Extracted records
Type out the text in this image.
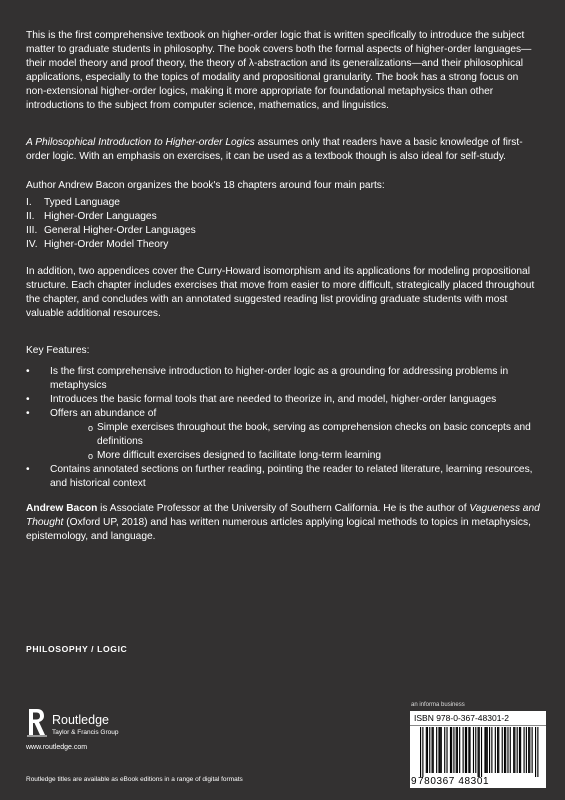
This is the first comprehensive textbook on higher-order logic that is written specifically to introduce the subject matter to graduate students in philosophy. The book covers both the formal aspects of higher-order languages—their model theory and proof theory, the theory of λ-abstraction and its generalizations—and their philosophical applications, especially to the topics of modality and propositional granularity. The book has a strong focus on non-extensional higher-order logics, making it more appropriate for foundational metaphysics than other introductions to the subject from computer science, mathematics, and linguistics.

A Philosophical Introduction to Higher-order Logics assumes only that readers have a basic knowledge of first-order logic. With an emphasis on exercises, it can be used as a textbook though is also ideal for self-study.

Author Andrew Bacon organizes the book's 18 chapters around four main parts:

I.	Typed Language
II. Higher-Order Languages
III. General Higher-Order Languages
IV. Higher-Order Model Theory

In addition, two appendices cover the Curry-Howard isomorphism and its applications for modeling propositional structure. Each chapter includes exercises that move from easier to more difficult, strategically placed throughout the chapter, and concludes with an annotated suggested reading list providing graduate students with most valuable additional resources.

Key Features:

• Is the first comprehensive introduction to higher-order logic as a grounding for addressing problems in metaphysics
• Introduces the basic formal tools that are needed to theorize in, and model, higher-order languages
• Offers an abundance of
o Simple exercises throughout the book, serving as comprehension checks on basic concepts and definitions
o More difficult exercises designed to facilitate long-term learning
• Contains annotated sections on further reading, pointing the reader to related literature, learning resources, and historical context

Andrew Bacon is Associate Professor at the University of Southern California. He is the author of Vagueness and Thought (Oxford UP, 2018) and has written numerous articles applying logical methods to topics in metaphysics, epistemology, and language.

PHILOSOPHY / LOGIC
Routledge
Taylor & Francis Group
www.routledge.com
Routledge titles are available as eBook editions in a range of digital formats
an informa business
ISBN 978-0-367-48301-2
9 780367 48301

(EXERCISE INSTRUCTIONS)
Reproduce every line of the material precisely, omitting its pictures.

(FINISHED TASK)
Type out the text in this image.
This is the first comprehensive textbook on higher-order logic that is written specifically to introduce the subject matter to graduate students in philosophy. The book covers both the formal aspects of higher-order languages—their model theory and proof theory, the theory of λ-abstraction and its generalizations—and their philosophical applications, especially to the topics of modality and propositional granularity. The book has a strong focus on non-extensional higher-order logics, making it more appropriate for foundational metaphysics than other introductions to the subject from computer science, mathematics, and linguistics.

A Philosophical Introduction to Higher-order Logics assumes only that readers have a basic knowledge of first-order logic. With an emphasis on exercises, it can be used as a textbook though is also ideal for self-study.

Author Andrew Bacon organizes the book's 18 chapters around four main parts:

I.	Typed Language
II. Higher-Order Languages
III. General Higher-Order Languages
IV. Higher-Order Model Theory

In addition, two appendices cover the Curry-Howard isomorphism and its applications for modeling propositional structure. Each chapter includes exercises that move from easier to more difficult, strategically placed throughout the chapter, and concludes with an annotated suggested reading list providing graduate students with most valuable additional resources.

Key Features:

• Is the first comprehensive introduction to higher-order logic as a grounding for addressing problems in metaphysics
• Introduces the basic formal tools that are needed to theorize in, and model, higher-order languages
• Offers an abundance of
o Simple exercises throughout the book, serving as comprehension checks on basic concepts and definitions
o More difficult exercises designed to facilitate long-term learning
• Contains annotated sections on further reading, pointing the reader to related literature, learning resources, and historical context

Andrew Bacon is Associate Professor at the University of Southern California. He is the author of Vagueness and Thought (Oxford UP, 2018) and has written numerous articles applying logical methods to topics in metaphysics, epistemology, and language.

PHILOSOPHY / LOGIC
Routledge
Taylor & Francis Group
www.routledge.com
Routledge titles are available as eBook editions in a range of digital formats
an informa business
ISBN 978-0-367-48301-2
9 780367 48301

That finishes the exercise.